The problem >>
Set down all of the data exactly as it appears.
----
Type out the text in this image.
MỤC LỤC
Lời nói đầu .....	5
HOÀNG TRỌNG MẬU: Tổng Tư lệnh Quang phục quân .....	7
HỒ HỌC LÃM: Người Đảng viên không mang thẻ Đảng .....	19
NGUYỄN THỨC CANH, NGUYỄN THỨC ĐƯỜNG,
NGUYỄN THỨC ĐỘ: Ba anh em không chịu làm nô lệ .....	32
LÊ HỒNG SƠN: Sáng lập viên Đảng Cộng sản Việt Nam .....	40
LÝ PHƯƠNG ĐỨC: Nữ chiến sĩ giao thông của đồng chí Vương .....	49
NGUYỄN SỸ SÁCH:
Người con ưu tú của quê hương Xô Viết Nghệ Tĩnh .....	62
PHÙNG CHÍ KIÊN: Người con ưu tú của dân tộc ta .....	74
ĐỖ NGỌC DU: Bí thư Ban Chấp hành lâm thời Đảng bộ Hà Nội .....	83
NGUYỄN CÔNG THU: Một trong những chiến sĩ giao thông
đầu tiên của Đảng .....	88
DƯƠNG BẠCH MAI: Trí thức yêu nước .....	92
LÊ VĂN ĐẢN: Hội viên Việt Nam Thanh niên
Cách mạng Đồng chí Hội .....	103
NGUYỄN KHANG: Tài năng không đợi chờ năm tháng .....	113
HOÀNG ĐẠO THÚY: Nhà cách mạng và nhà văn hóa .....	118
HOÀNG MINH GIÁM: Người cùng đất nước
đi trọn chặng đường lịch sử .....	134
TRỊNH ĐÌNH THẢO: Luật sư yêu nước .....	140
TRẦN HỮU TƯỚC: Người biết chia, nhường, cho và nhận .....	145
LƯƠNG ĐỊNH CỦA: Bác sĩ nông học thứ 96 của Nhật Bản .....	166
----
Exercise answer >>
Type out the text in this image.
MỤC LỤC
Lời nói đầu .....	5
HOÀNG TRỌNG MẬU: Tổng Tư lệnh Quang phục quân .....	7
HỒ HỌC LÃM: Người Đảng viên không mang thẻ Đảng .....	19
NGUYỄN THỨC CANH, NGUYỄN THỨC ĐƯỜNG,
NGUYỄN THỨC ĐỘ: Ba anh em không chịu làm nô lệ .....	32
LÊ HỒNG SƠN: Sáng lập viên Đảng Cộng sản Việt Nam .....	40
LÝ PHƯƠNG ĐỨC: Nữ chiến sĩ giao thông của đồng chí Vương .....	49
NGUYỄN SỸ SÁCH:
Người con ưu tú của quê hương Xô Viết Nghệ Tĩnh .....	62
PHÙNG CHÍ KIÊN: Người con ưu tú của dân tộc ta .....	74
ĐỖ NGỌC DU: Bí thư Ban Chấp hành lâm thời Đảng bộ Hà Nội .....	83
NGUYỄN CÔNG THU: Một trong những chiến sĩ giao thông
đầu tiên của Đảng .....	88
DƯƠNG BẠCH MAI: Trí thức yêu nước .....	92
LÊ VĂN ĐẢN: Hội viên Việt Nam Thanh niên
Cách mạng Đồng chí Hội .....	103
NGUYỄN KHANG: Tài năng không đợi chờ năm tháng .....	113
HOÀNG ĐẠO THÚY: Nhà cách mạng và nhà văn hóa .....	118
HOÀNG MINH GIÁM: Người cùng đất nước
đi trọn chặng đường lịch sử .....	134
TRỊNH ĐÌNH THẢO: Luật sư yêu nước .....	140
TRẦN HỮU TƯỚC: Người biết chia, nhường, cho và nhận .....	145
LƯƠNG ĐỊNH CỦA: Bác sĩ nông học thứ 96 của Nhật Bản .....	166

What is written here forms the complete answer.